Begin EXERCISE DATA

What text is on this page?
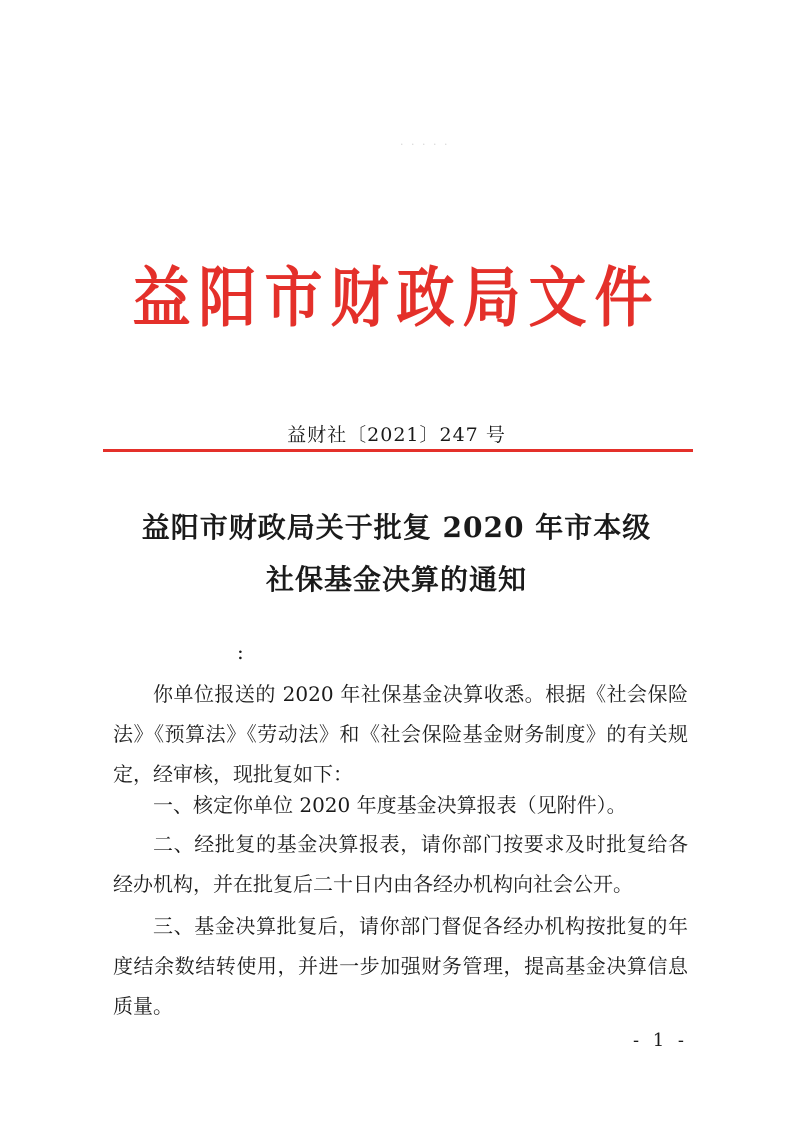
· · · · ·
益阳市财政局文件
益财社〔2021〕247 号
益阳市财政局关于批复 2020 年市本级
社保基金决算的通知
:

你单位报送的 2020 年社保基金决算收悉。根据《社会保险法》《预算法》《劳动法》和《社会保险基金财务制度》的有关规定，经审核，现批复如下：

一、核定你单位 2020 年度基金决算报表（见附件）。

二、经批复的基金决算报表，请你部门按要求及时批复给各经办机构，并在批复后二十日内由各经办机构向社会公开。

三、基金决算批复后，请你部门督促各经办机构按批复的年度结余数结转使用，并进一步加强财务管理，提高基金决算信息质量。

- 1 -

End EXERCISE DATA

**WRITTEN TASK**
Extract all the data above exactly, excluding every picture.

**WRITTEN RESPONSE**
What text is on this page?
· · · · ·
益阳市财政局文件
益财社〔2021〕247 号
益阳市财政局关于批复 2020 年市本级
社保基金决算的通知
:

你单位报送的 2020 年社保基金决算收悉。根据《社会保险法》《预算法》《劳动法》和《社会保险基金财务制度》的有关规定，经审核，现批复如下：

一、核定你单位 2020 年度基金决算报表（见附件）。

二、经批复的基金决算报表，请你部门按要求及时批复给各经办机构，并在批复后二十日内由各经办机构向社会公开。

三、基金决算批复后，请你部门督促各经办机构按批复的年度结余数结转使用，并进一步加强财务管理，提高基金决算信息质量。

- 1 -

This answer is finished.